#### Dataset
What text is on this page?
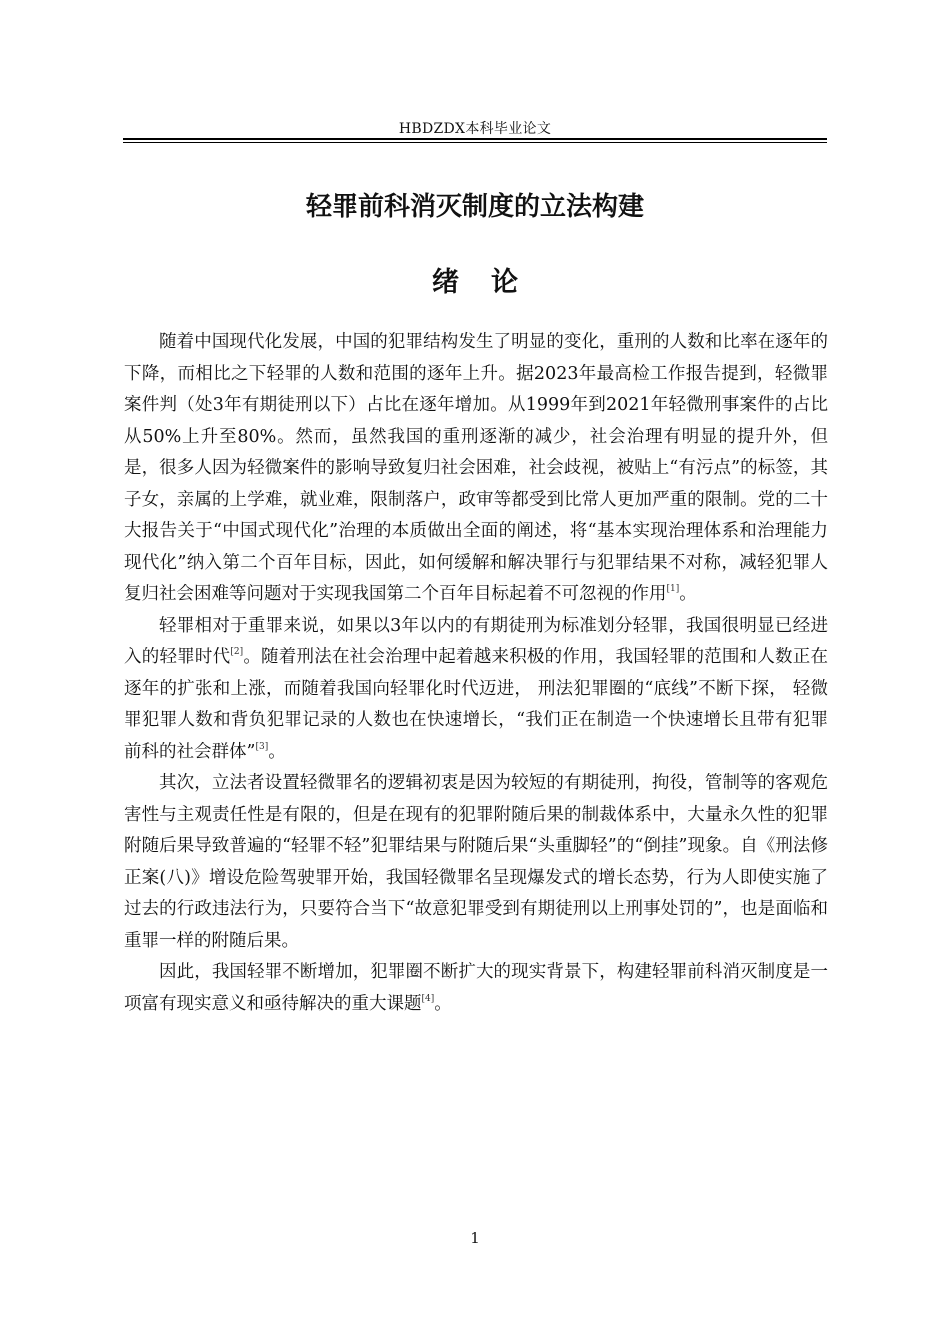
HBDZDX本科毕业论文
轻罪前科消灭制度的立法构建
绪论

随着中国现代化发展，中国的犯罪结构发生了明显的变化，重刑的人数和比率在逐年的下降，而相比之下轻罪的人数和范围的逐年上升。据2023年最高检工作报告提到，轻微罪案件判（处3年有期徒刑以下）占比在逐年增加。从1999年到2021年轻微刑事案件的占比从50%上升至80%。然而，虽然我国的重刑逐渐的减少，社会治理有明显的提升外，但是，很多人因为轻微案件的影响导致复归社会困难，社会歧视，被贴上“有污点”的标签，其子女，亲属的上学难，就业难，限制落户，政审等都受到比常人更加严重的限制。党的二十大报告关于“中国式现代化”治理的本质做出全面的阐述，将“基本实现治理体系和治理能力现代化”纳入第二个百年目标，因此，如何缓解和解决罪行与犯罪结果不对称，减轻犯罪人复归社会困难等问题对于实现我国第二个百年目标起着不可忽视的作用[1]。

轻罪相对于重罪来说，如果以3年以内的有期徒刑为标准划分轻罪，我国很明显已经进入的轻罪时代[2]。随着刑法在社会治理中起着越来积极的作用，我国轻罪的范围和人数正在逐年的扩张和上涨，而随着我国向轻罪化时代迈进， 刑法犯罪圈的“底线”不断下探， 轻微罪犯罪人数和背负犯罪记录的人数也在快速增长，“我们正在制造一个快速增长且带有犯罪前科的社会群体”[3]。

其次，立法者设置轻微罪名的逻辑初衷是因为较短的有期徒刑，拘役，管制等的客观危害性与主观责任性是有限的，但是在现有的犯罪附随后果的制裁体系中，大量永久性的犯罪附随后果导致普遍的“轻罪不轻”犯罪结果与附随后果“头重脚轻”的“倒挂”现象。自《刑法修正案(八)》增设危险驾驶罪开始，我国轻微罪名呈现爆发式的增长态势，行为人即使实施了过去的行政违法行为，只要符合当下“故意犯罪受到有期徒刑以上刑事处罚的”，也是面临和重罪一样的附随后果。

因此，我国轻罪不断增加，犯罪圈不断扩大的现实背景下，构建轻罪前科消灭制度是一项富有现实意义和亟待解决的重大课题[4]。

1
########
Prompt: Retype each line of the listing above word for word. Exclude the pictures.

Correct result:
What text is on this page?
HBDZDX本科毕业论文
轻罪前科消灭制度的立法构建
绪论

随着中国现代化发展，中国的犯罪结构发生了明显的变化，重刑的人数和比率在逐年的下降，而相比之下轻罪的人数和范围的逐年上升。据2023年最高检工作报告提到，轻微罪案件判（处3年有期徒刑以下）占比在逐年增加。从1999年到2021年轻微刑事案件的占比从50%上升至80%。然而，虽然我国的重刑逐渐的减少，社会治理有明显的提升外，但是，很多人因为轻微案件的影响导致复归社会困难，社会歧视，被贴上“有污点”的标签，其子女，亲属的上学难，就业难，限制落户，政审等都受到比常人更加严重的限制。党的二十大报告关于“中国式现代化”治理的本质做出全面的阐述，将“基本实现治理体系和治理能力现代化”纳入第二个百年目标，因此，如何缓解和解决罪行与犯罪结果不对称，减轻犯罪人复归社会困难等问题对于实现我国第二个百年目标起着不可忽视的作用[1]。

轻罪相对于重罪来说，如果以3年以内的有期徒刑为标准划分轻罪，我国很明显已经进入的轻罪时代[2]。随着刑法在社会治理中起着越来积极的作用，我国轻罪的范围和人数正在逐年的扩张和上涨，而随着我国向轻罪化时代迈进， 刑法犯罪圈的“底线”不断下探， 轻微罪犯罪人数和背负犯罪记录的人数也在快速增长，“我们正在制造一个快速增长且带有犯罪前科的社会群体”[3]。

其次，立法者设置轻微罪名的逻辑初衷是因为较短的有期徒刑，拘役，管制等的客观危害性与主观责任性是有限的，但是在现有的犯罪附随后果的制裁体系中，大量永久性的犯罪附随后果导致普遍的“轻罪不轻”犯罪结果与附随后果“头重脚轻”的“倒挂”现象。自《刑法修正案(八)》增设危险驾驶罪开始，我国轻微罪名呈现爆发式的增长态势，行为人即使实施了过去的行政违法行为，只要符合当下“故意犯罪受到有期徒刑以上刑事处罚的”，也是面临和重罪一样的附随后果。

因此，我国轻罪不断增加，犯罪圈不断扩大的现实背景下，构建轻罪前科消灭制度是一项富有现实意义和亟待解决的重大课题[4]。

1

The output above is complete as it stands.